Work item:
Should a line below contain the word "Diluent", report it.

Dataset:
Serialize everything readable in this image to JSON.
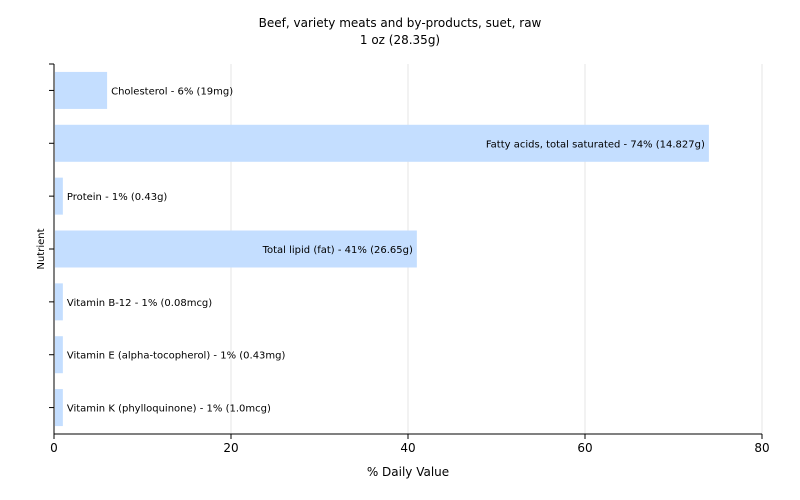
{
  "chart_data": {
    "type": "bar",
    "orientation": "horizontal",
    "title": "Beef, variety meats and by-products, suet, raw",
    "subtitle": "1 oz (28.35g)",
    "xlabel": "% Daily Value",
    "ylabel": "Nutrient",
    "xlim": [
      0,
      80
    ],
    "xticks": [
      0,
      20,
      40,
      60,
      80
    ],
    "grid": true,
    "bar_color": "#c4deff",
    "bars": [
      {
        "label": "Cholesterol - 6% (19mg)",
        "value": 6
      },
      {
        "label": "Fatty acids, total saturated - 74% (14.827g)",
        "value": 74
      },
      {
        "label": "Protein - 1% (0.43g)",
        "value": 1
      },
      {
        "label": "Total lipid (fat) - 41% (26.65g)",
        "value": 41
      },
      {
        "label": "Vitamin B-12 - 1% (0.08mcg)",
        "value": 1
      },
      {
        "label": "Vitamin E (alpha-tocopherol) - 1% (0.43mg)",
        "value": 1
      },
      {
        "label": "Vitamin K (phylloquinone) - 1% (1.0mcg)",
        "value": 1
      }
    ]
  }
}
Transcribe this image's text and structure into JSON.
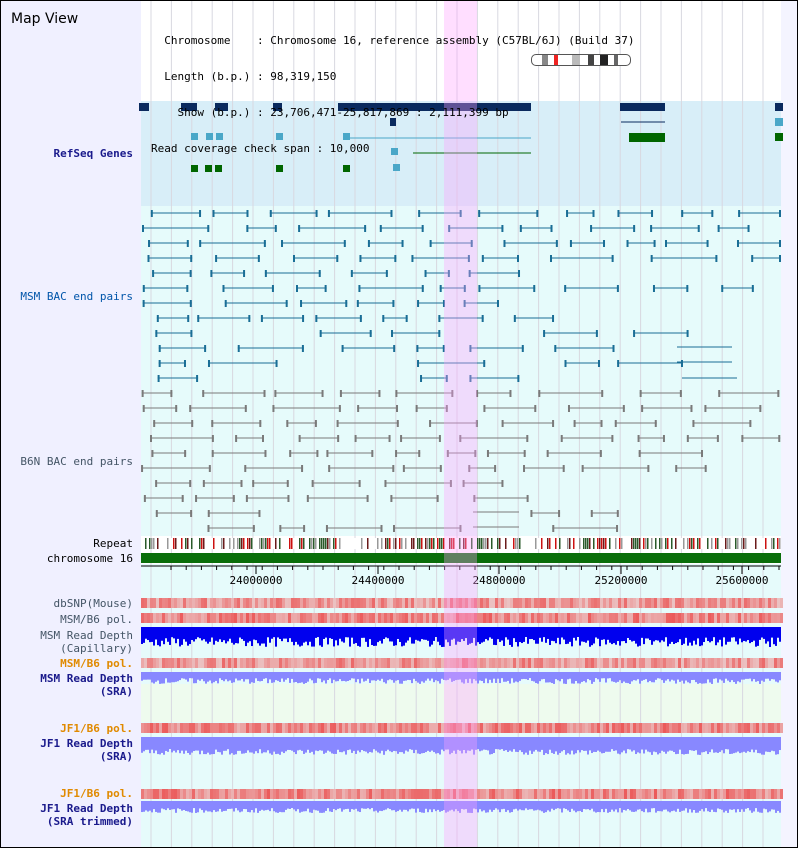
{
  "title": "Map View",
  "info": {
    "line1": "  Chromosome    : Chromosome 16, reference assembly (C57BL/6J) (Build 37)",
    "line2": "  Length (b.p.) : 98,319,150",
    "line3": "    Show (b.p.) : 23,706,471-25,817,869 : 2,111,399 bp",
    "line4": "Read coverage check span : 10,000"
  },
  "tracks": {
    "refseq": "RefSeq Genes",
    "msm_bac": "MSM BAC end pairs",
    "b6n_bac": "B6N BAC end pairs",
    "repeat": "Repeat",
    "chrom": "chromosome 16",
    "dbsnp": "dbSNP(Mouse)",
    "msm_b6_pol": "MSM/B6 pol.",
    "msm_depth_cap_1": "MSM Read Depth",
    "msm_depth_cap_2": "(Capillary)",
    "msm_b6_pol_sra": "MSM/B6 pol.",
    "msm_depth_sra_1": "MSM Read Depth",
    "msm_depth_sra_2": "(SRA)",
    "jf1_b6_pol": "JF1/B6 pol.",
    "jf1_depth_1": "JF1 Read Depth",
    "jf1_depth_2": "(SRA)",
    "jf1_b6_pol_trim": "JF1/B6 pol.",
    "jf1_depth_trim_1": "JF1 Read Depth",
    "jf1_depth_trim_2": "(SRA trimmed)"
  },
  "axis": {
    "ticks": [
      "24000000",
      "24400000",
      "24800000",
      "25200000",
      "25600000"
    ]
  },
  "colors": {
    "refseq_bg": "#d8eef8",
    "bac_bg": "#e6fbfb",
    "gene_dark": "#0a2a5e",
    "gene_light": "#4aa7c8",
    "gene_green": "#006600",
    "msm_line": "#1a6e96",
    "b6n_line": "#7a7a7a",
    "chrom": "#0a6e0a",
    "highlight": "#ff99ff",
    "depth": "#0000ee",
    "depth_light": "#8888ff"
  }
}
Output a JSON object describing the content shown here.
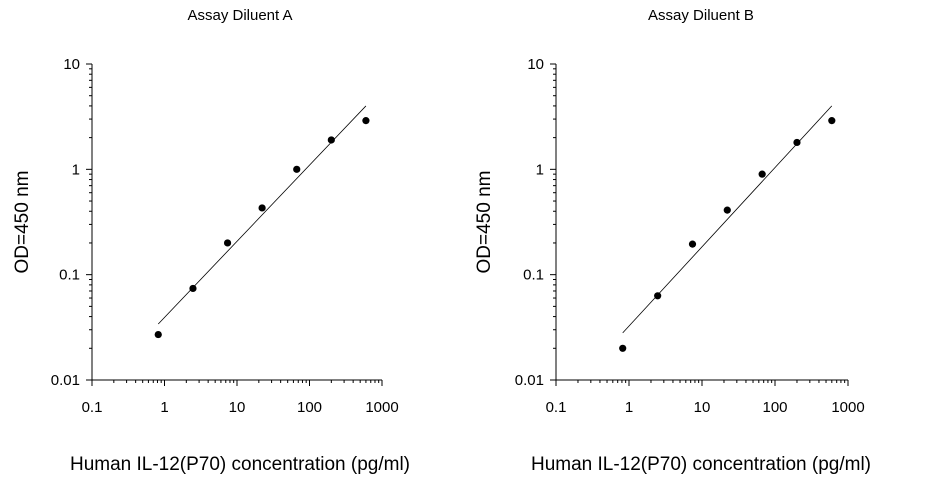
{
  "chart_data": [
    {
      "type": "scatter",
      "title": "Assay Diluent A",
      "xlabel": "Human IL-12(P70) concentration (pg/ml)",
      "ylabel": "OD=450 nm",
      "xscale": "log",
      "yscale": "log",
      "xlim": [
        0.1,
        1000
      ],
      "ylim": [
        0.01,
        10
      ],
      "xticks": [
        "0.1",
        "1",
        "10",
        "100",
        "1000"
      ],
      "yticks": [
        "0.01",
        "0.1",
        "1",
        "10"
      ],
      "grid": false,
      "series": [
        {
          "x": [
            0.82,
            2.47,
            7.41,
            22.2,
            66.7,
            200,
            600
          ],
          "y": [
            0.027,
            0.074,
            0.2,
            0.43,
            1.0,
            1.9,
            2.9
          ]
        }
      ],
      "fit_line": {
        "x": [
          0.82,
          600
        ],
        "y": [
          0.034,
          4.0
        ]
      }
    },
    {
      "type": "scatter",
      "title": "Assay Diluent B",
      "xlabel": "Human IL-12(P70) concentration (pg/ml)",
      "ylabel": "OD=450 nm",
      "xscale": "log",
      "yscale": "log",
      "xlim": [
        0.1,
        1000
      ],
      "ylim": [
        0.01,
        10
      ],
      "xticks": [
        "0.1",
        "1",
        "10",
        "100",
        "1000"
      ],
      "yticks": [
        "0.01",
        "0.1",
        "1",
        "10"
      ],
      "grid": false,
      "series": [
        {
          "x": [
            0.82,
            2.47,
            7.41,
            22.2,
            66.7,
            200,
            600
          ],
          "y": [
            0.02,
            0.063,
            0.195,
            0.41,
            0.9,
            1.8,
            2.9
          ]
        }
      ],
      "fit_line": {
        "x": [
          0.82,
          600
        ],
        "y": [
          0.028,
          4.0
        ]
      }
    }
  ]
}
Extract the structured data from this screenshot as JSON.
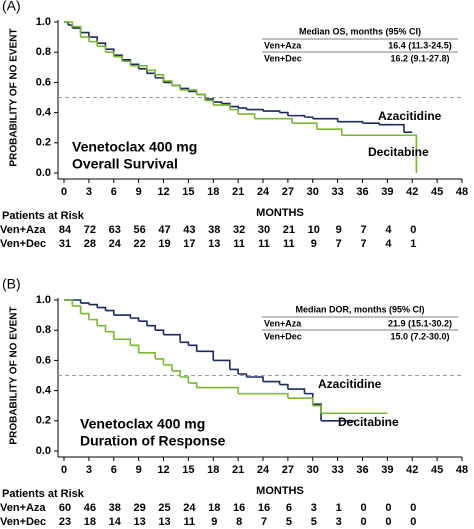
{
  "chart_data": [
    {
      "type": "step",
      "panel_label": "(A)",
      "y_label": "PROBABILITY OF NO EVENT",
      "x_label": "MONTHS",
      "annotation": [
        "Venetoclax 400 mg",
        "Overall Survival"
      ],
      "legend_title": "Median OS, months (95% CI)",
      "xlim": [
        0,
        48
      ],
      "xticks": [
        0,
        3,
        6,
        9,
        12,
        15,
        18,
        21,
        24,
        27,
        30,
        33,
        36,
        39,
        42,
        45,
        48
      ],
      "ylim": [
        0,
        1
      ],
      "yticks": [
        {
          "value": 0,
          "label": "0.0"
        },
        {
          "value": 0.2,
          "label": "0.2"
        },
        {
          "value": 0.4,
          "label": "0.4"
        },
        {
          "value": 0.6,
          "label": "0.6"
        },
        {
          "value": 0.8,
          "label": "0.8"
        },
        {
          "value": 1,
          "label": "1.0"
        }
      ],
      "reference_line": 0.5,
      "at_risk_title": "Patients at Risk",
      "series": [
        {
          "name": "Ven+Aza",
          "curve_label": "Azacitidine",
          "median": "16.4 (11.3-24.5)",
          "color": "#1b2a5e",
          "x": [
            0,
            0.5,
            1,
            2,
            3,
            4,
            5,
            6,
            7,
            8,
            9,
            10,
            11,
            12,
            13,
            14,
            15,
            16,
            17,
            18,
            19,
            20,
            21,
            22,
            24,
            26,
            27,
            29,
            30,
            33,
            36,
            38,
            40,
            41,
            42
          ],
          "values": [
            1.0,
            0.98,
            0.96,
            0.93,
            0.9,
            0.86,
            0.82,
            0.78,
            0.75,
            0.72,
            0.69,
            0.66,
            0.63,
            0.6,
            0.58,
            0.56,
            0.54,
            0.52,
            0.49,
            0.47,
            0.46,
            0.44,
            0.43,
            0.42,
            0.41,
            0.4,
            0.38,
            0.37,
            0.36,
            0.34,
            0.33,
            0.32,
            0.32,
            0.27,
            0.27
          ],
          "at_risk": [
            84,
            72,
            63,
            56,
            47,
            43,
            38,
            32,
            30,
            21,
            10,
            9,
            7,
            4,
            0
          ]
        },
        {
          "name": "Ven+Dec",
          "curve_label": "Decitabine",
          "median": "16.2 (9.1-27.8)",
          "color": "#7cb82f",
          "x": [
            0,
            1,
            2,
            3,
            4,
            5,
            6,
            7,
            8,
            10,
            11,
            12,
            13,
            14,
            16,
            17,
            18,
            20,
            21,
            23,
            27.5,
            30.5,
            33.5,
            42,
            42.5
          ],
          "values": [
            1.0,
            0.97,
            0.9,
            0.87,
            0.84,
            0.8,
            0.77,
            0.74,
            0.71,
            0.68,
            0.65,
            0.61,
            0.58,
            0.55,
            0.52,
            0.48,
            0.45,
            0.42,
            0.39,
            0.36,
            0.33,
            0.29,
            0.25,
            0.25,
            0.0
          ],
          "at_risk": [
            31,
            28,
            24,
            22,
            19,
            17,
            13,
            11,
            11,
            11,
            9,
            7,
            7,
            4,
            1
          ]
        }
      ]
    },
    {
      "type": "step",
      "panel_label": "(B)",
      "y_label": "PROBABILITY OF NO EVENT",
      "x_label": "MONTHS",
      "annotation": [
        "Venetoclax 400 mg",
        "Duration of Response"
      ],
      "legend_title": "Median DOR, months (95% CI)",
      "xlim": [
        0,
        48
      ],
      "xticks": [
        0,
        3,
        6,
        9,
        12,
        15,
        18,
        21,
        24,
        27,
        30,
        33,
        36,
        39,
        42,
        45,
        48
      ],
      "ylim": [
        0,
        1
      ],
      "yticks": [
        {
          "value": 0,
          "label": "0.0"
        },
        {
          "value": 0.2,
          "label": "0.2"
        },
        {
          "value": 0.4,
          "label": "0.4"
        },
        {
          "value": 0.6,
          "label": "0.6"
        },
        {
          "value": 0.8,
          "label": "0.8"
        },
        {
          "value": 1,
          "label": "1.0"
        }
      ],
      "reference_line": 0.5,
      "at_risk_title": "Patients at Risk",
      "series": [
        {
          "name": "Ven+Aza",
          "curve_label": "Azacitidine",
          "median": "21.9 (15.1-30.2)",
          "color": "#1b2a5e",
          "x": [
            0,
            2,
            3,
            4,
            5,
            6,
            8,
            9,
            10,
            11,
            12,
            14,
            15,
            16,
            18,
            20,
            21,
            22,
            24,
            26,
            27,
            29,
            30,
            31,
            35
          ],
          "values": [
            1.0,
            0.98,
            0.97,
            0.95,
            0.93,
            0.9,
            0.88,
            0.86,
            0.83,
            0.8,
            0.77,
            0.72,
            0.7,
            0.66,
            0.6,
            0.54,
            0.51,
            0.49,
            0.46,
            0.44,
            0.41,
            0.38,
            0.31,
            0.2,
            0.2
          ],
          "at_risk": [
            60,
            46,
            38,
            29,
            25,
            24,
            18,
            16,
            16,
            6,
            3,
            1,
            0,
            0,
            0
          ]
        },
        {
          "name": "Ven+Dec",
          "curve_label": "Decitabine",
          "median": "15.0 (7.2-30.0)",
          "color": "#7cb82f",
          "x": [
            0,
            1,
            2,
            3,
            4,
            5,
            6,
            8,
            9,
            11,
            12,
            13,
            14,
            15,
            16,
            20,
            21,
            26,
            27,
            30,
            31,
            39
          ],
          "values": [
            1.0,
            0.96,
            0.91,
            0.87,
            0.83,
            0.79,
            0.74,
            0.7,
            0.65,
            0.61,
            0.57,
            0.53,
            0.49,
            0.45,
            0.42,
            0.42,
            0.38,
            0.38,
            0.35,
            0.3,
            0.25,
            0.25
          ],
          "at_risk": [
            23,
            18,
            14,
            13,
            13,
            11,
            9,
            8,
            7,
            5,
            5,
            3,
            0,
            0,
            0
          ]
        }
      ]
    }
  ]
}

Task response:
      "title": "Assay Diluent A",
      "title": "Assay Diluent B",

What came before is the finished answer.